**Text excerpt:**
=====

No flash! I just had my face untanned!

So Frederick leaves behind his frigid fianceé Elizabeth and heads out to the new digs to…well, I don’t know.  Check it out, I guess.  I have to admit, as a comedy the script isn’t necessarily tightly plotted.  Once in Transylvania he meets a trio of main characters.

Quick! Protect your oats!

For one, there’s Frau Blücher, the decidedly German maidservant who was once in love with Victor and who hopes to lure Frederick into continuing his experiments for no particularly clear reason.

Why, yes, my mother DID tell me that.

Then there’s Inga, the decidedly German woman who has been hired on as Frederick’s assistant, as they felt he would need help in pouting.  One notices that the German population of the Romanian Transylvania is quite high.

Beer Brains – the only way midwesterners will cook them!

=====

**Provided information:**
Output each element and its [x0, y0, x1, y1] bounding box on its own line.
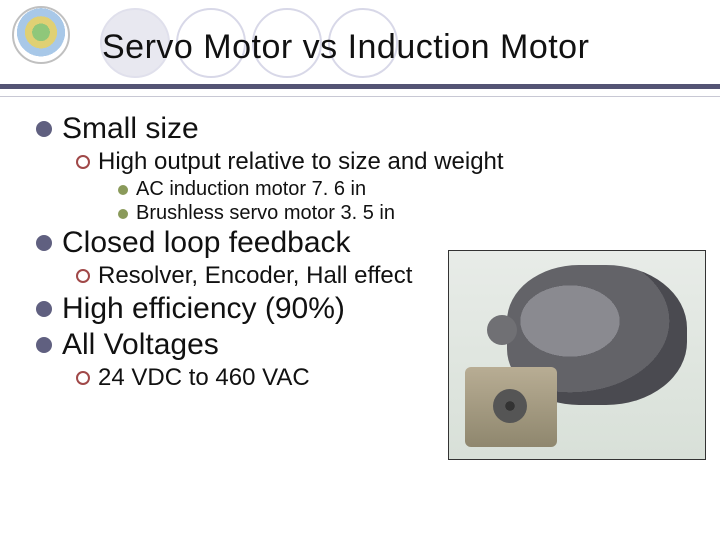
- bullet-level3: Brushless servo motor 3. 5 in: [118, 202, 700, 225]
- ring-bullet-icon: [76, 269, 90, 283]
- bullet-text: High efficiency (90%): [62, 292, 345, 326]
- bullet-text: Brushless servo motor 3. 5 in: [136, 202, 395, 225]
- title-underline: [0, 84, 720, 89]
- bullet-text: 24 VDC to 460 VAC: [98, 364, 310, 392]
- bullet-text: Small size: [62, 112, 199, 146]
- dot-bullet-icon: [118, 209, 128, 219]
- servo-motor-graphic: [465, 367, 557, 447]
- disc-bullet-icon: [36, 121, 52, 137]
- bullet-text: Resolver, Encoder, Hall effect: [98, 262, 412, 290]
- ring-bullet-icon: [76, 371, 90, 385]
- slide-title: Servo Motor vs Induction Motor: [102, 28, 589, 67]
- bullet-level3: AC induction motor 7. 6 in: [118, 178, 700, 201]
- bullet-text: Closed loop feedback: [62, 226, 351, 260]
- bullet-text: High output relative to size and weight: [98, 148, 504, 176]
- logo-icon: [12, 6, 70, 64]
- divider-line: [0, 96, 720, 97]
- bullet-level1: Small size: [36, 112, 700, 146]
- motor-photo: [448, 250, 706, 460]
- bullet-text: AC induction motor 7. 6 in: [136, 178, 366, 201]
- disc-bullet-icon: [36, 301, 52, 317]
- disc-bullet-icon: [36, 337, 52, 353]
- disc-bullet-icon: [36, 235, 52, 251]
- dot-bullet-icon: [118, 185, 128, 195]
- bullet-level2: High output relative to size and weight: [76, 148, 700, 176]
- bullet-text: All Voltages: [62, 328, 219, 362]
- ring-bullet-icon: [76, 155, 90, 169]
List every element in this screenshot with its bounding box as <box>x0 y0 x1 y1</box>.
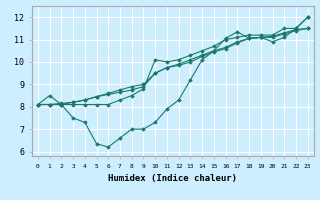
X-axis label: Humidex (Indice chaleur): Humidex (Indice chaleur) <box>108 174 237 183</box>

=====

**Aim 1:**
In the excerpt about Frederick in Transylvania, who is Frau Blücher?
**Aim 2:**
Convert the stretch of the records from the line containing "- bullet-level3: Brushless" through the line containing "- servo-motor-graphic: [465, 367, 557, 447]" into a Markdown table with the columns Number and Record line, one row per line and blank lines omitted.

**Expected output 1:**
She is the decidedly German maidservant who was once in love with Victor.

**Expected output 2:**
| Number | Record line |
|---|---|
| 1 | - bullet-level3: Brushless servo motor 3. 5 in: [118, 202, 700, 225] |
| 2 | - ring-bullet-icon: [76, 269, 90, 283] |
| 3 | - bullet-text: High efficiency (90%): [62, 292, 345, 326] |
| 4 | - bullet-text: Brushless servo motor 3. 5 in: [136, 202, 395, 225] |
| 5 | - title-underline: [0, 84, 720, 89] |
| 6 | - bullet-text: 24 VDC to 460 VAC: [98, 364, 310, 392] |
| 7 | - bullet-text: Small size: [62, 112, 199, 146] |
| 8 | - dot-bullet-icon: [118, 209, 128, 219] |
| 9 | - servo-motor-graphic: [465, 367, 557, 447] |